What is being asked:
Reproduce every line of the entries below verbatim, changing nothing.

————

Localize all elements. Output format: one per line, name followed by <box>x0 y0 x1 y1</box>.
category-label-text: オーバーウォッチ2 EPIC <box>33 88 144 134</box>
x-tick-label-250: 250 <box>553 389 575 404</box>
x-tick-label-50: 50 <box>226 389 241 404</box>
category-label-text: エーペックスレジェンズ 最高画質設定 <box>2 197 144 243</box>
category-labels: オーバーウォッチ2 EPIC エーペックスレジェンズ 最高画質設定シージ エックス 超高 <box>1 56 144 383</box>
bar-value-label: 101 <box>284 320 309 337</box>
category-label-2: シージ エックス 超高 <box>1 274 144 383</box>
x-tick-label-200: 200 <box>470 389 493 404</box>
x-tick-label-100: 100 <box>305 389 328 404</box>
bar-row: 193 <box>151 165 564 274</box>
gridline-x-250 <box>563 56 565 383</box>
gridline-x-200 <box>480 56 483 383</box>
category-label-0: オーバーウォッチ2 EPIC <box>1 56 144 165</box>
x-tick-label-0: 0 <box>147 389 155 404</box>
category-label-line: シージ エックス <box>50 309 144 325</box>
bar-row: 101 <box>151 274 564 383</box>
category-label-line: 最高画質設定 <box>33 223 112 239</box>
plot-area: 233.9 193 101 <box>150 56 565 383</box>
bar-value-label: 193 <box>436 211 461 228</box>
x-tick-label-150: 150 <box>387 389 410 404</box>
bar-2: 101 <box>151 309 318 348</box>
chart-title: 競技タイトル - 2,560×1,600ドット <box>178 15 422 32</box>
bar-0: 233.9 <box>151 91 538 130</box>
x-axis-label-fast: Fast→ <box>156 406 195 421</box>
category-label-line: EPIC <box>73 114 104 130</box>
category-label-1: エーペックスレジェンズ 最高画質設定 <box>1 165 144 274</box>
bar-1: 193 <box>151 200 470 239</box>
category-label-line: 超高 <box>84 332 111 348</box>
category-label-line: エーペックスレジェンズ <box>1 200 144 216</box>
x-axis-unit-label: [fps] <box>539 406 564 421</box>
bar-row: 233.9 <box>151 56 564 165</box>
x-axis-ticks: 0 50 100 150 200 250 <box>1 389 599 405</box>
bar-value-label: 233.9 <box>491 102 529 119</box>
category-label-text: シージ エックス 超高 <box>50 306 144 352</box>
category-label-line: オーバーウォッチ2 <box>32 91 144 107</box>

————

Output for this exercise:
Localize all elements. Output format: one per line, name followed by <box>x0 y0 x1 y1</box>.
category-label-text: オーバーウォッチ2 EPIC <box>33 88 144 134</box>
x-tick-label-250: 250 <box>553 389 575 404</box>
x-tick-label-50: 50 <box>226 389 241 404</box>
category-label-text: エーペックスレジェンズ 最高画質設定 <box>2 197 144 243</box>
category-labels: オーバーウォッチ2 EPIC エーペックスレジェンズ 最高画質設定シージ エックス 超高 <box>1 56 144 383</box>
bar-value-label: 101 <box>284 320 309 337</box>
category-label-2: シージ エックス 超高 <box>1 274 144 383</box>
x-tick-label-200: 200 <box>470 389 493 404</box>
x-tick-label-100: 100 <box>305 389 328 404</box>
bar-row: 193 <box>151 165 564 274</box>
gridline-x-250 <box>563 56 565 383</box>
gridline-x-200 <box>480 56 483 383</box>
category-label-0: オーバーウォッチ2 EPIC <box>1 56 144 165</box>
x-tick-label-0: 0 <box>147 389 155 404</box>
category-label-line: シージ エックス <box>50 309 144 325</box>
bar-row: 101 <box>151 274 564 383</box>
category-label-line: 最高画質設定 <box>33 223 112 239</box>
plot-area: 233.9 193 101 <box>150 56 565 383</box>
bar-value-label: 193 <box>436 211 461 228</box>
x-tick-label-150: 150 <box>387 389 410 404</box>
bar-2: 101 <box>151 309 318 348</box>
chart-title: 競技タイトル - 2,560×1,600ドット <box>178 15 422 32</box>
bar-0: 233.9 <box>151 91 538 130</box>
x-axis-label-fast: Fast→ <box>156 406 195 421</box>
category-label-line: EPIC <box>73 114 104 130</box>
category-label-1: エーペックスレジェンズ 最高画質設定 <box>1 165 144 274</box>
bar-1: 193 <box>151 200 470 239</box>
category-label-line: 超高 <box>84 332 111 348</box>
category-label-line: エーペックスレジェンズ <box>1 200 144 216</box>
x-axis-unit-label: [fps] <box>539 406 564 421</box>
bar-row: 233.9 <box>151 56 564 165</box>
x-axis-ticks: 0 50 100 150 200 250 <box>1 389 599 405</box>
bar-value-label: 233.9 <box>491 102 529 119</box>
category-label-text: シージ エックス 超高 <box>50 306 144 352</box>
category-label-line: オーバーウォッチ2 <box>32 91 144 107</box>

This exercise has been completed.